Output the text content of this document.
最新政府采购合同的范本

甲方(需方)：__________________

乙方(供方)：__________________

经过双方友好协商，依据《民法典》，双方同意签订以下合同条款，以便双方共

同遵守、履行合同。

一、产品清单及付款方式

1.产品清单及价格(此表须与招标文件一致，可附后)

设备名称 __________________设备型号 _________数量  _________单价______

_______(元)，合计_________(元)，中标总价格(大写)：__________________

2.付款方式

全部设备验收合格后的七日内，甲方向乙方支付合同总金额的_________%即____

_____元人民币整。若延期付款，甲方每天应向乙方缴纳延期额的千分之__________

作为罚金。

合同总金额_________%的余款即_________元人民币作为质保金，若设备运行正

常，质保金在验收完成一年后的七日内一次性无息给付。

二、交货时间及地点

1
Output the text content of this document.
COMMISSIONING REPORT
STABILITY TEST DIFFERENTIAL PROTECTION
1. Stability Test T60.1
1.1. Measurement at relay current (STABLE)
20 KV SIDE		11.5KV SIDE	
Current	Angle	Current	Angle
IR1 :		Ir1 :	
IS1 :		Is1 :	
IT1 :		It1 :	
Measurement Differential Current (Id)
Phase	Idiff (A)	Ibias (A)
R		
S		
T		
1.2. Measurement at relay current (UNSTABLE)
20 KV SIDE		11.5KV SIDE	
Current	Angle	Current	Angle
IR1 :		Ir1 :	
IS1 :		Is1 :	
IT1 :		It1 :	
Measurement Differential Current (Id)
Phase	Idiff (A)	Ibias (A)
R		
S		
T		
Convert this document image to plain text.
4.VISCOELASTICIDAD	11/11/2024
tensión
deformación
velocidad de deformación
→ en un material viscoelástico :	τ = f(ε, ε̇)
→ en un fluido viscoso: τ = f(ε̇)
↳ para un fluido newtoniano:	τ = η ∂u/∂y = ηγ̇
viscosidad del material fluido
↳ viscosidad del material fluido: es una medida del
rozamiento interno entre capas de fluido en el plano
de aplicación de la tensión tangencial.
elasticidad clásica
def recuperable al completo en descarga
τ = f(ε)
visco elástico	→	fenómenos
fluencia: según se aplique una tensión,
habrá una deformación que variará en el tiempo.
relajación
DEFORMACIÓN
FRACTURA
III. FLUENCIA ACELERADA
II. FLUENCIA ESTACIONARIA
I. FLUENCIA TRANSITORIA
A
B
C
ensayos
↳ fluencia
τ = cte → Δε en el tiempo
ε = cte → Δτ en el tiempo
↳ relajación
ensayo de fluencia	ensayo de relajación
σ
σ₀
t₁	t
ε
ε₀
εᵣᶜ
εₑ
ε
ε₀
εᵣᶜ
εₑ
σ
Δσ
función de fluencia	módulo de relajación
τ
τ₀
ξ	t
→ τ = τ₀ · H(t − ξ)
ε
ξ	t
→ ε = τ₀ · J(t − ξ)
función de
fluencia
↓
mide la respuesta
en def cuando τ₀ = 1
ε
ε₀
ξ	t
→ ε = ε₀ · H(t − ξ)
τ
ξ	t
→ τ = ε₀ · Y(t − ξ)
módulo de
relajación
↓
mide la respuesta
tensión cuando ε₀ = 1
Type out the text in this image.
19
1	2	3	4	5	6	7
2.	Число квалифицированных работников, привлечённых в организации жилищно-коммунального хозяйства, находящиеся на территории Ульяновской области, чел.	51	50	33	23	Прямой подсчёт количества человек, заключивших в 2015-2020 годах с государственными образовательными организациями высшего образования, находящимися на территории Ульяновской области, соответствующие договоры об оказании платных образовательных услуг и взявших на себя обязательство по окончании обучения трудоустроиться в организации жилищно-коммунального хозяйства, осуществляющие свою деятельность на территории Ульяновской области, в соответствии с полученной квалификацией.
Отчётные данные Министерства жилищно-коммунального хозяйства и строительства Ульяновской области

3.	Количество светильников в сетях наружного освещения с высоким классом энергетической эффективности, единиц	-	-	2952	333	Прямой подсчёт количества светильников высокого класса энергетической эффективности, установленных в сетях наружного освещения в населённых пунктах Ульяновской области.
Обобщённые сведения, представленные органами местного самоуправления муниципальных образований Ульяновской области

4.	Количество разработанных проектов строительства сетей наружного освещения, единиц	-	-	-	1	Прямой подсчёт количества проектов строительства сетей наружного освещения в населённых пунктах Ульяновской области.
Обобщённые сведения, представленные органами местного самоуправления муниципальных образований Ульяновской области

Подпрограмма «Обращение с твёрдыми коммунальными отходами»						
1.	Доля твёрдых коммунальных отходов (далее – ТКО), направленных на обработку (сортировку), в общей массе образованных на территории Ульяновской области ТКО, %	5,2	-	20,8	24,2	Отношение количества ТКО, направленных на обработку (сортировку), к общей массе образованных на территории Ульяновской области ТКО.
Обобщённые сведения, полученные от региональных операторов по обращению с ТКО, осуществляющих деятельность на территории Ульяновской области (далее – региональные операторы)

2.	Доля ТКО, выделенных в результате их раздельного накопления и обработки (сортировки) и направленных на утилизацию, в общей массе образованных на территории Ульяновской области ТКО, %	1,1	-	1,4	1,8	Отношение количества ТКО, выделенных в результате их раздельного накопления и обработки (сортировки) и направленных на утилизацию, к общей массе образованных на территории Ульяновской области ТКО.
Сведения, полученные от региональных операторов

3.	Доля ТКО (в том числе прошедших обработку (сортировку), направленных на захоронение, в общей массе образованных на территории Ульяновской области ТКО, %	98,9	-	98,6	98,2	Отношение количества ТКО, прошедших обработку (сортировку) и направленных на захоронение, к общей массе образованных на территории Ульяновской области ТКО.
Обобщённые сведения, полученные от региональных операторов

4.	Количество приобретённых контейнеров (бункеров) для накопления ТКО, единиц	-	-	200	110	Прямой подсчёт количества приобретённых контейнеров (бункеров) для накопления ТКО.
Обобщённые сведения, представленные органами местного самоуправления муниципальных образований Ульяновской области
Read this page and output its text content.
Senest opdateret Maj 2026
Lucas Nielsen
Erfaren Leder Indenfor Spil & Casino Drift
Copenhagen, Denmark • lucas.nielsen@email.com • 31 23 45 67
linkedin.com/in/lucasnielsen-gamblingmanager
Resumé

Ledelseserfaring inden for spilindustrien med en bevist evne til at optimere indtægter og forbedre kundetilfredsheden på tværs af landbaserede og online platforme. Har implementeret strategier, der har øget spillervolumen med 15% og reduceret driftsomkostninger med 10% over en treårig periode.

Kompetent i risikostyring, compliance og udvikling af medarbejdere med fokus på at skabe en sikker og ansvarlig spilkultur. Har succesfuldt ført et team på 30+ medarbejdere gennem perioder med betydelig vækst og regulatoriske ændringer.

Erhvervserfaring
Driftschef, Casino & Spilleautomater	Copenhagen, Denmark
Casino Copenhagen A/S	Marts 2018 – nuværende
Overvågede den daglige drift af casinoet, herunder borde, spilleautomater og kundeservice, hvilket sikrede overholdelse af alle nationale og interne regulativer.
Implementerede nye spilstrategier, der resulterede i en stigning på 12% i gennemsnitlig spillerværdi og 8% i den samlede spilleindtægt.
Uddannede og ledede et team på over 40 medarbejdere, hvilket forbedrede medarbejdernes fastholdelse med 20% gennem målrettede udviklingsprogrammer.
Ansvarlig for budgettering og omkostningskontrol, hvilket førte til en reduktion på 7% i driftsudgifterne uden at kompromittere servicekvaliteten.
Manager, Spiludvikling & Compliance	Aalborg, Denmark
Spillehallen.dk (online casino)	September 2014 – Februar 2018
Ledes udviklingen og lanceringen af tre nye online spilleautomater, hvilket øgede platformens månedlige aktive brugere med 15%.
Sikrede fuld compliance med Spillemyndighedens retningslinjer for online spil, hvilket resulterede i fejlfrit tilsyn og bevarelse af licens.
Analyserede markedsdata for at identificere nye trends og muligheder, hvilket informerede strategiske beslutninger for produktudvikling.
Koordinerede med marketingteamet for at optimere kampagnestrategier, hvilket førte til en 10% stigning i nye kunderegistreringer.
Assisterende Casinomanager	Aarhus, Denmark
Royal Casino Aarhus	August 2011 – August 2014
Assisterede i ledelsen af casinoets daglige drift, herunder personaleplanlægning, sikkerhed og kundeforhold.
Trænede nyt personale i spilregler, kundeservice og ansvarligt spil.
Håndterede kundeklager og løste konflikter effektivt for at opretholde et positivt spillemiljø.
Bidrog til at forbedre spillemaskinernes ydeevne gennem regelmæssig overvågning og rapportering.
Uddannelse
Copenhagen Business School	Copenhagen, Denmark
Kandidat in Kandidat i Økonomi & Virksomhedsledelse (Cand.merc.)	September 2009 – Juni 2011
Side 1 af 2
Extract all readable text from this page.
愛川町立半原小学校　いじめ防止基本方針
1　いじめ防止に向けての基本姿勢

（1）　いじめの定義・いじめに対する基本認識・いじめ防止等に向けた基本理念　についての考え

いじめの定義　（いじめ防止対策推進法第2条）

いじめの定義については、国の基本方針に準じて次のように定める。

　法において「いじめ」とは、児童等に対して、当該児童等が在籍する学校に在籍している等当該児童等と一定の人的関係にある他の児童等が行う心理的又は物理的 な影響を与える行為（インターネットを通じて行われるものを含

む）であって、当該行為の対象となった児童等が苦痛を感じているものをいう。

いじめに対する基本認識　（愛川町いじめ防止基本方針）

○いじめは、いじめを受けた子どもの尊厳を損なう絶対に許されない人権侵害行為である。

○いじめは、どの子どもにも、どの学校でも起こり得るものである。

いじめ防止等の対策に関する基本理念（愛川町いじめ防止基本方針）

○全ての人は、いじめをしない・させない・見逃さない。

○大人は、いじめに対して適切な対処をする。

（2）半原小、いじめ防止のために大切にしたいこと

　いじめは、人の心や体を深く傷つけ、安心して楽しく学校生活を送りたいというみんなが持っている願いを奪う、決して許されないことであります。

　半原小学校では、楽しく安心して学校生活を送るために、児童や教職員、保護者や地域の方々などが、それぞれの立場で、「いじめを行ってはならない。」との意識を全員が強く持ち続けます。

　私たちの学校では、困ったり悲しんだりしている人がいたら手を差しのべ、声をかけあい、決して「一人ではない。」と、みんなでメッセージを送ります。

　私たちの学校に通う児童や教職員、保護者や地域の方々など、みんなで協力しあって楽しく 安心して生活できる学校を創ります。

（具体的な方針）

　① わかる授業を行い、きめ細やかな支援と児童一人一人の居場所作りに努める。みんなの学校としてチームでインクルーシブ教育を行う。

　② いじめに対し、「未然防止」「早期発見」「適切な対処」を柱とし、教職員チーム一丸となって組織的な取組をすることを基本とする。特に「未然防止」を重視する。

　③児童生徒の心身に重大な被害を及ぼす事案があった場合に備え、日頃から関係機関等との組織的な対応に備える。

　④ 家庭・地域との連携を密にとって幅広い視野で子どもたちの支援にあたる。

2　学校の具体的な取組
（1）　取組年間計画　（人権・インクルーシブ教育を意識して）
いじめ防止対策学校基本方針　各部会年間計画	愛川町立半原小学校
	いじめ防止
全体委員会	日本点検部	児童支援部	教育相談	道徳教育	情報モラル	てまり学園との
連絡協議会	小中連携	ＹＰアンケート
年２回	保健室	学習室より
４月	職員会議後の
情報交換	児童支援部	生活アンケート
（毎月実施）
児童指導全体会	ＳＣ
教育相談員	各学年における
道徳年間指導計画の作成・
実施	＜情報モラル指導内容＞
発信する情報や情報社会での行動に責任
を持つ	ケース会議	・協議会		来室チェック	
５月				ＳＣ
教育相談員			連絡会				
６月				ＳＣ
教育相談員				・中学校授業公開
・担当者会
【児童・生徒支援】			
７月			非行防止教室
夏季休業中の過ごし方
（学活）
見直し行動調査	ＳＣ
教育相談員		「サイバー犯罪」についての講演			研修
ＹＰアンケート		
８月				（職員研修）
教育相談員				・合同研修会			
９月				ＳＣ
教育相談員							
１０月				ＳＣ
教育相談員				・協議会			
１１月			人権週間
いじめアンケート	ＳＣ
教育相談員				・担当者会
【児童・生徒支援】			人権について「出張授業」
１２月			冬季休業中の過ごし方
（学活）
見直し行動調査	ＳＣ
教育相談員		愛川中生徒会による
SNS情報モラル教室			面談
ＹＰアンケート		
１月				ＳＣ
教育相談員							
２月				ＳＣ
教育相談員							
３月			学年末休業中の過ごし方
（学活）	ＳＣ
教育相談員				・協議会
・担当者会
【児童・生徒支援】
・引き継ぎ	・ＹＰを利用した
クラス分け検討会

▬▬▬

**Description of the task:** State how many lines of the listing above hold the word "viscosidad", with nothing but the number.

**Complete response:** 2